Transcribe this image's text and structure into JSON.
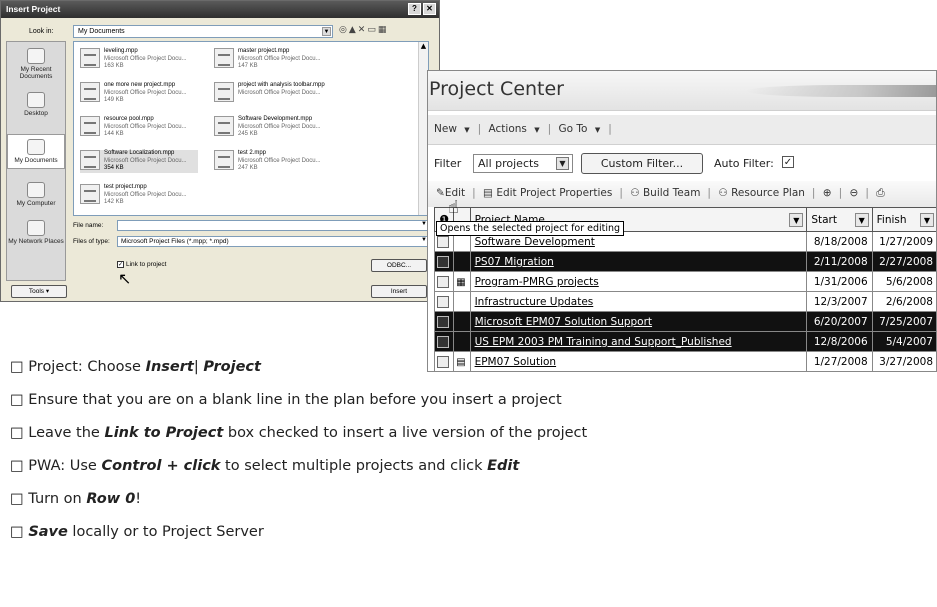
{
  "dialog": {
    "title": "Insert Project",
    "title_buttons": [
      "?",
      "✕"
    ],
    "look_in_label": "Look in:",
    "look_in_value": "My Documents",
    "places": [
      "My Recent Documents",
      "Desktop",
      "My Documents",
      "My Computer",
      "My Network Places"
    ],
    "files": [
      {
        "name": "leveling.mpp",
        "type": "Microsoft Office Project Docu...",
        "size": "163 KB"
      },
      {
        "name": "master project.mpp",
        "type": "Microsoft Office Project Docu...",
        "size": "147 KB"
      },
      {
        "name": "one more new project.mpp",
        "type": "Microsoft Office Project Docu...",
        "size": "149 KB"
      },
      {
        "name": "project with analysis toolbar.mpp",
        "type": "Microsoft Office Project Docu...",
        "size": ""
      },
      {
        "name": "resource pool.mpp",
        "type": "Microsoft Office Project Docu...",
        "size": "144 KB"
      },
      {
        "name": "Software Development.mpp",
        "type": "Microsoft Office Project Docu...",
        "size": "245 KB"
      },
      {
        "name": "Software Localization.mpp",
        "type": "Microsoft Office Project Docu...",
        "size": "354 KB"
      },
      {
        "name": "test 2.mpp",
        "type": "Microsoft Office Project Docu...",
        "size": "247 KB"
      },
      {
        "name": "test project.mpp",
        "type": "Microsoft Office Project Docu...",
        "size": "142 KB"
      }
    ],
    "file_name_label": "File name:",
    "file_name_value": "",
    "files_of_type_label": "Files of type:",
    "files_of_type_value": "Microsoft Project Files (*.mpp; *.mpd)",
    "link_checkbox_label": "Link to project",
    "link_checked": true,
    "odbc_button": "ODBC...",
    "tools_button": "Tools",
    "insert_button": "Insert"
  },
  "project_center": {
    "title": "Project Center",
    "menu": [
      "New",
      "Actions",
      "Go To"
    ],
    "filter_label": "Filter",
    "filter_value": "All projects",
    "custom_filter_button": "Custom Filter...",
    "auto_filter_label": "Auto Filter:",
    "auto_filter_checked": true,
    "toolbar": [
      "Edit",
      "Edit Project Properties",
      "Build Team",
      "Resource Plan"
    ],
    "tooltip": "Opens the selected project for editing",
    "columns": [
      "Project Name",
      "Start",
      "Finish"
    ],
    "rows": [
      {
        "name": "Software Development",
        "start": "8/18/2008",
        "finish": "1/27/2009",
        "selected": false
      },
      {
        "name": "PS07 Migration",
        "start": "2/11/2008",
        "finish": "2/27/2008",
        "selected": true
      },
      {
        "name": "Program-PMRG projects",
        "start": "1/31/2006",
        "finish": "5/6/2008",
        "selected": false
      },
      {
        "name": "Infrastructure Updates",
        "start": "12/3/2007",
        "finish": "2/6/2008",
        "selected": false
      },
      {
        "name": "Microsoft EPM07 Solution Support",
        "start": "6/20/2007",
        "finish": "7/25/2007",
        "selected": true
      },
      {
        "name": "US EPM 2003 PM Training and Support_Published",
        "start": "12/8/2006",
        "finish": "5/4/2007",
        "selected": true
      },
      {
        "name": "EPM07 Solution",
        "start": "1/27/2008",
        "finish": "3/27/2008",
        "selected": false
      }
    ]
  },
  "bullets": [
    {
      "pre": "□ Project: Choose ",
      "bold": "Insert",
      "mid": "| ",
      "bold2": "Project",
      "post": ""
    },
    {
      "pre": "□ Ensure that you are on a blank line in the plan before you insert a project",
      "bold": "",
      "mid": "",
      "bold2": "",
      "post": ""
    },
    {
      "pre": "□ Leave the ",
      "bold": "Link to Project",
      "mid": " box checked to insert a live version of the project",
      "bold2": "",
      "post": ""
    },
    {
      "pre": "□ PWA: Use ",
      "bold": "Control + click",
      "mid": " to select multiple projects and click ",
      "bold2": "Edit",
      "post": ""
    },
    {
      "pre": "□ Turn on ",
      "bold": "Row 0",
      "mid": "!",
      "bold2": "",
      "post": ""
    },
    {
      "pre": "□ ",
      "bold": "Save",
      "mid": " locally or to Project Server",
      "bold2": "",
      "post": ""
    }
  ]
}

**SET EXERCISE:**
Return only those lines of the records that contain the string "Documents".

**THE ANSWER:**
    "look_in_value": "My Documents",
      "My Recent Documents",
      "My Documents",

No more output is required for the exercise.